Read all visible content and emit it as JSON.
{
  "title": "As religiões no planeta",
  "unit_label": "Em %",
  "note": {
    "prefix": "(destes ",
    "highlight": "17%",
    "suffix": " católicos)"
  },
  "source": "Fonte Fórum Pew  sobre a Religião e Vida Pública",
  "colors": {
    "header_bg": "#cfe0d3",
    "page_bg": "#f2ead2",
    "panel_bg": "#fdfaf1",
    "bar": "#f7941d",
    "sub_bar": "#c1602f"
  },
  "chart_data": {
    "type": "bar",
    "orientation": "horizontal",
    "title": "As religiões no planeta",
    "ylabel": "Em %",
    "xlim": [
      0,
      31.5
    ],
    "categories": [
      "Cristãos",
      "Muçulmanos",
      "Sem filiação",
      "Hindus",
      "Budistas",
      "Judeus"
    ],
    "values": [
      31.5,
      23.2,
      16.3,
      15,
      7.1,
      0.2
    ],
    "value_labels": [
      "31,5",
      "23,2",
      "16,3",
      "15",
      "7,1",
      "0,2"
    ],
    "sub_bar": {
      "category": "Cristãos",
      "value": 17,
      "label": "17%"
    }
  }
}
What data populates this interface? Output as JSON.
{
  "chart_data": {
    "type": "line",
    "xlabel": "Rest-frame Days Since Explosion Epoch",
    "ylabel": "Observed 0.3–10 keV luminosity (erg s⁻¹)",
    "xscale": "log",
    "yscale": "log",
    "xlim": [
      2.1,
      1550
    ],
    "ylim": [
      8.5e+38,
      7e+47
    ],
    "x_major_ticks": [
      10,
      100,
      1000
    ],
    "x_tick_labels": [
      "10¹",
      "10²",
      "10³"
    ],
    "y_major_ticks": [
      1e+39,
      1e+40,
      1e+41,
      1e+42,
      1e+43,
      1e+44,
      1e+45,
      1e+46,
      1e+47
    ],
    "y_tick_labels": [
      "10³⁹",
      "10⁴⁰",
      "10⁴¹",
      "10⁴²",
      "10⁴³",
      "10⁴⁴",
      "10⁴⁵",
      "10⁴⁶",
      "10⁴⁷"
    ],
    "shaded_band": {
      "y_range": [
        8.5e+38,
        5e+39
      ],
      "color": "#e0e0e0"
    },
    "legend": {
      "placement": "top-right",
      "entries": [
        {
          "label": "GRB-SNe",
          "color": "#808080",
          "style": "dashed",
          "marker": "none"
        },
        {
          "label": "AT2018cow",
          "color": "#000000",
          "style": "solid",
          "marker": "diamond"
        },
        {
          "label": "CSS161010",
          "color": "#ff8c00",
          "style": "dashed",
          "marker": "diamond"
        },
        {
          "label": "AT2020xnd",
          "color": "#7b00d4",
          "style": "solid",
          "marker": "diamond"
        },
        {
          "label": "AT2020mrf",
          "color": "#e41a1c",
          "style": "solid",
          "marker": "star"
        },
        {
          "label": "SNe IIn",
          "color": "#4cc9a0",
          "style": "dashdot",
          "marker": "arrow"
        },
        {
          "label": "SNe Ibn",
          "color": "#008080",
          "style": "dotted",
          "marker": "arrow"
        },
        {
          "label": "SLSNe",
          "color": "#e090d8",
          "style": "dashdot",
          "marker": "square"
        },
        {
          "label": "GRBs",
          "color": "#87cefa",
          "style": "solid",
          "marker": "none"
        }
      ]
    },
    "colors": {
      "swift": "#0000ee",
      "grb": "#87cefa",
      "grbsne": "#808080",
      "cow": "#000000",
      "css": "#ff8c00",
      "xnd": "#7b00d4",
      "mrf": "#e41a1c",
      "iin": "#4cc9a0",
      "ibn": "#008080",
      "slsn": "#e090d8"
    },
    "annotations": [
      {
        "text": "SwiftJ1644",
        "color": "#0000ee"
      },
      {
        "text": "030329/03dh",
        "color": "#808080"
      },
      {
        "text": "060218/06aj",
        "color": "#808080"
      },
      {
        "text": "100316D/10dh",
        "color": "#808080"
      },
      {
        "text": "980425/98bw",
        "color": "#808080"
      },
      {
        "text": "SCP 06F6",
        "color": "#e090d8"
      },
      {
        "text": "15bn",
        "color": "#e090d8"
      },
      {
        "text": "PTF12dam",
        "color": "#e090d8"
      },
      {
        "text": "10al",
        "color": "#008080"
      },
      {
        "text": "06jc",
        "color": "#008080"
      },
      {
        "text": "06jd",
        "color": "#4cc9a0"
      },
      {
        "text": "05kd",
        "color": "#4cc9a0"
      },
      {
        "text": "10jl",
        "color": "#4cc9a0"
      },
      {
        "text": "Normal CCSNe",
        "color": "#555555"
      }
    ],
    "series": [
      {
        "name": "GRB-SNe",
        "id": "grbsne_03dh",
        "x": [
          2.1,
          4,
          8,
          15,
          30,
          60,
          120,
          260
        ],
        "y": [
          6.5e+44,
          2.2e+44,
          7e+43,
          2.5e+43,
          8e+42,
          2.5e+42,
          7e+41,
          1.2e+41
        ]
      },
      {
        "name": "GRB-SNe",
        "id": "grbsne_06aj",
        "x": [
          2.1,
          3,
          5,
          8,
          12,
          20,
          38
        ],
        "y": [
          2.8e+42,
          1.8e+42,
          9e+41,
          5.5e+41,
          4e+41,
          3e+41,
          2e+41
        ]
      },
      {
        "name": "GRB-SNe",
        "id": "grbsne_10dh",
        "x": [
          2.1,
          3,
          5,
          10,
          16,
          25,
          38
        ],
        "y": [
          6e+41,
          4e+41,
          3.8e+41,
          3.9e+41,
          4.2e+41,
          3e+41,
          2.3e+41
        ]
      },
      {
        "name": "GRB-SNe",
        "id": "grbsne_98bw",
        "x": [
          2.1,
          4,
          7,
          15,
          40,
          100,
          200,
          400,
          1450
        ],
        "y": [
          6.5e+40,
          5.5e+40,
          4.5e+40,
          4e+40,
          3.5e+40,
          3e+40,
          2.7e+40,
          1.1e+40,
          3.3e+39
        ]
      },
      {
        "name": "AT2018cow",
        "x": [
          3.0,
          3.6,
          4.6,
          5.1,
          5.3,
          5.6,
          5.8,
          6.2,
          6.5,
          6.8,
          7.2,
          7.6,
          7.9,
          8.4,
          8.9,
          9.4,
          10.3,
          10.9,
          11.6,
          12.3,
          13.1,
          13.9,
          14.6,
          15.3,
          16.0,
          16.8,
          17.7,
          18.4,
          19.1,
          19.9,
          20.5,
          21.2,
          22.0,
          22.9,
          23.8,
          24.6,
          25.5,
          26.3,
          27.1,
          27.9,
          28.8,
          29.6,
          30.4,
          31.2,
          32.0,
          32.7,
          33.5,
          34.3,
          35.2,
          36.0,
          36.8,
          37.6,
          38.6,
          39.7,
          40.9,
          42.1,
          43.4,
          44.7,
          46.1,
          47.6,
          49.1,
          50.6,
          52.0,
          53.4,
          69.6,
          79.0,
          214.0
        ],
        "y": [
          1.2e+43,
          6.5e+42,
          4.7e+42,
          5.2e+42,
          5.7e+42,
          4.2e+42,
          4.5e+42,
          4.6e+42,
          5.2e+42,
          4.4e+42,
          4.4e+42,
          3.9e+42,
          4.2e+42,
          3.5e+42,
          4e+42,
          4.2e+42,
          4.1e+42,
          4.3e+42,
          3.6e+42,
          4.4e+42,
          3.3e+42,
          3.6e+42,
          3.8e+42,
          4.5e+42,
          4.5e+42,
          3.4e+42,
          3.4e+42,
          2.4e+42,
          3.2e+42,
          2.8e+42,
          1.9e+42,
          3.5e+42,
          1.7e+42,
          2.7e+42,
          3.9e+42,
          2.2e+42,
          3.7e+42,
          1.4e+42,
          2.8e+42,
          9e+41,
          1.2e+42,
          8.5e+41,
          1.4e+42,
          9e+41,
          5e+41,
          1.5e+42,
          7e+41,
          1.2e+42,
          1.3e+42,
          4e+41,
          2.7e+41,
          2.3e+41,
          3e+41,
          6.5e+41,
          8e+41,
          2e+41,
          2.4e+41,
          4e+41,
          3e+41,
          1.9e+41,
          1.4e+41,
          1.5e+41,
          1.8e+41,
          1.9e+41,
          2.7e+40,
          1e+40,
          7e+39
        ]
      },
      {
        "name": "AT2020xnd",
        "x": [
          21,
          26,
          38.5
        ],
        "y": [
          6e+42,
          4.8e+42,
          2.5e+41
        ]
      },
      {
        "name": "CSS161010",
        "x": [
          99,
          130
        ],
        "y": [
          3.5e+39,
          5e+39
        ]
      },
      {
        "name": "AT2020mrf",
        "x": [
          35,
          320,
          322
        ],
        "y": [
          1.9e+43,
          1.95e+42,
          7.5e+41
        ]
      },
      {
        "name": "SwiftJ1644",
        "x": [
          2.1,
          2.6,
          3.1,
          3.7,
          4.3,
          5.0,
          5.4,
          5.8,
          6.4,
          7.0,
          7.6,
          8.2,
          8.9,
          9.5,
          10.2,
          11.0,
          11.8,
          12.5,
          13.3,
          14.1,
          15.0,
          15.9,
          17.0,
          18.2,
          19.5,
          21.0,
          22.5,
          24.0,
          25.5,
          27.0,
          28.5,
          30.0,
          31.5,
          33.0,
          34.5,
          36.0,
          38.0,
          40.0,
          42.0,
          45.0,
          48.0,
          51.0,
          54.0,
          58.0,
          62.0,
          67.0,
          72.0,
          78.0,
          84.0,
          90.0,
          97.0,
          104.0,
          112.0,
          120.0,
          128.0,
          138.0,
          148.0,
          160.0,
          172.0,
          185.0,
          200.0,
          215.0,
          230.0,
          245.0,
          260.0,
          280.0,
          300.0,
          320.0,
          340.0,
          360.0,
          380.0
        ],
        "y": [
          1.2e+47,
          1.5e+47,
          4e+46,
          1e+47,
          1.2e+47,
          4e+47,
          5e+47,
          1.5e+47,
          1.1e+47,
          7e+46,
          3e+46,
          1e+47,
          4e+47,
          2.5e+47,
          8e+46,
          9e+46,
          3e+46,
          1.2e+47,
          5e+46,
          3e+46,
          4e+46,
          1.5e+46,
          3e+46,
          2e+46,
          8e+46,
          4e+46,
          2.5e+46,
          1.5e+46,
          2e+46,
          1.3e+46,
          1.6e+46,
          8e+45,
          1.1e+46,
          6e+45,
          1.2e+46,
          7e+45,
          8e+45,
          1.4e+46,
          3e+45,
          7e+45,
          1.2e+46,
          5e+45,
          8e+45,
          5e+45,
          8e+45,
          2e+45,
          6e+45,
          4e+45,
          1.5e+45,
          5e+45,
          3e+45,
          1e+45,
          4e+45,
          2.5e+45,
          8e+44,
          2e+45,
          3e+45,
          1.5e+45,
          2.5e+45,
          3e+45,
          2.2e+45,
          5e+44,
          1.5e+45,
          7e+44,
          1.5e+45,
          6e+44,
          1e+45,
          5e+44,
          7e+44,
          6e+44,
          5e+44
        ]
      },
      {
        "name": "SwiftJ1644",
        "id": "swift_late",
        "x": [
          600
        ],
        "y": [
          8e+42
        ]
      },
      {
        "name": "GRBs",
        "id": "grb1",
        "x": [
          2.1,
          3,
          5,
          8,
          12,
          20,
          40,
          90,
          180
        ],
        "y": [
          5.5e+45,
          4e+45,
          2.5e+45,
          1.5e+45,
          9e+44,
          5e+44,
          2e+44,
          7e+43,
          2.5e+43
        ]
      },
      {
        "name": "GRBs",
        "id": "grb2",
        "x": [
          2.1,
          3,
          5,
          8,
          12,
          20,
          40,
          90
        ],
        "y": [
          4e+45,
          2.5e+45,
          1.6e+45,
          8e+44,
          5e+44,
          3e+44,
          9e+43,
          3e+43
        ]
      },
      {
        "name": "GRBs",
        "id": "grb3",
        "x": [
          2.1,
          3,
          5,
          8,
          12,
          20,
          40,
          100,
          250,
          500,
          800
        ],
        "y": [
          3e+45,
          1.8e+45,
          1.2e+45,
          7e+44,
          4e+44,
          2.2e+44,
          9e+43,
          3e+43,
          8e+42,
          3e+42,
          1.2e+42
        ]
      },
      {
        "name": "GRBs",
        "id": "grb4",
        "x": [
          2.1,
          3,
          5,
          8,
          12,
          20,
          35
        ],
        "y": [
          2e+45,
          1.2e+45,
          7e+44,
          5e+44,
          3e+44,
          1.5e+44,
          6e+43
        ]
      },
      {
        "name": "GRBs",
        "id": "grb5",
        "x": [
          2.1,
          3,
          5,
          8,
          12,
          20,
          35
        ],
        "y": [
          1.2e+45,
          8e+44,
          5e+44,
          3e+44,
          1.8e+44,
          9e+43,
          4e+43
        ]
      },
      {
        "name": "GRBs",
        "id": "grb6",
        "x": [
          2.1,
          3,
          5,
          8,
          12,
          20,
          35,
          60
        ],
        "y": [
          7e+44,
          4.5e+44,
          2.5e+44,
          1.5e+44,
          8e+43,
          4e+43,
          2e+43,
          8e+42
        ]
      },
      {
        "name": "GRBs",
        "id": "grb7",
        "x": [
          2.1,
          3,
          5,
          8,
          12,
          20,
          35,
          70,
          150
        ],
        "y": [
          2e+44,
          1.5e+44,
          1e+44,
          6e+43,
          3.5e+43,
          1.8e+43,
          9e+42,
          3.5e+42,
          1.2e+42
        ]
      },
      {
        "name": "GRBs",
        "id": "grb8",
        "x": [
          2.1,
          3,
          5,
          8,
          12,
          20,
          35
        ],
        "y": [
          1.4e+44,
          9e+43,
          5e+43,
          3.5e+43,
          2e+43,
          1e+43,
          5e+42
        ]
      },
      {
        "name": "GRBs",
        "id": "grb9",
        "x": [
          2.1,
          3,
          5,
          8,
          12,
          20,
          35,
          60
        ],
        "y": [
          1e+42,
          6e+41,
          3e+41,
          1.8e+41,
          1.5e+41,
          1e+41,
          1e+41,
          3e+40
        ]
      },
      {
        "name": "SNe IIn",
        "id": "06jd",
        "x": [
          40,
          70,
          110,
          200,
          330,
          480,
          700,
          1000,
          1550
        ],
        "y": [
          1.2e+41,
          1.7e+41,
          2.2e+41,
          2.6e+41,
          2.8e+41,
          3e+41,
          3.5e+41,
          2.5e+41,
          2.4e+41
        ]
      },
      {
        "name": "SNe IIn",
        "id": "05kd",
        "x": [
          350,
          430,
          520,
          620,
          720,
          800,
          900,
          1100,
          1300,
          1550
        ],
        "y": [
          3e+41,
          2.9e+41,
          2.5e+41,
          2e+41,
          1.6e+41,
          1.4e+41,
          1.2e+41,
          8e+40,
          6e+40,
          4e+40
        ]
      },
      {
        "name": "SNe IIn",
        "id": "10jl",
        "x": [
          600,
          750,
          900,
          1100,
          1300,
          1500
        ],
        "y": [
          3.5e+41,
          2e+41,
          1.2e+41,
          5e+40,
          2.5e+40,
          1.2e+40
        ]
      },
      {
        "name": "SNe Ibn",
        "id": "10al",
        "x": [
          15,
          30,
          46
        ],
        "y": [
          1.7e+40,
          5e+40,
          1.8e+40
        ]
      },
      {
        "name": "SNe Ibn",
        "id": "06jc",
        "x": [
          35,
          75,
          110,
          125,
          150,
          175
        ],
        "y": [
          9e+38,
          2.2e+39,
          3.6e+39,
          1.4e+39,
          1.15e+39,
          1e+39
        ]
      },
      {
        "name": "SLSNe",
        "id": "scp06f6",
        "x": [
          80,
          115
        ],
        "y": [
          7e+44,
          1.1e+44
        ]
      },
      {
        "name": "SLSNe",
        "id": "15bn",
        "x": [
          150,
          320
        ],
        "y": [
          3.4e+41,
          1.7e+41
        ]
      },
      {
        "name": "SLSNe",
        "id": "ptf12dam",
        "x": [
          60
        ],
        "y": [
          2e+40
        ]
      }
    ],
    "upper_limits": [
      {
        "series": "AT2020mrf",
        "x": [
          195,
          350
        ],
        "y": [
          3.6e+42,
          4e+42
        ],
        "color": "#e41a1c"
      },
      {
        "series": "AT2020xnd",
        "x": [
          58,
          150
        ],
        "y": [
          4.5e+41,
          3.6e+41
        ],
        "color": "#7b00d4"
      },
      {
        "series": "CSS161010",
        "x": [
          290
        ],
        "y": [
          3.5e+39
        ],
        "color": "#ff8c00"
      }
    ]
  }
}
##########
From the material above, copy each line that includes the word "series".

    "series": [
        "series": "AT2020mrf",
        "series": "AT2020xnd",
        "series": "CSS161010",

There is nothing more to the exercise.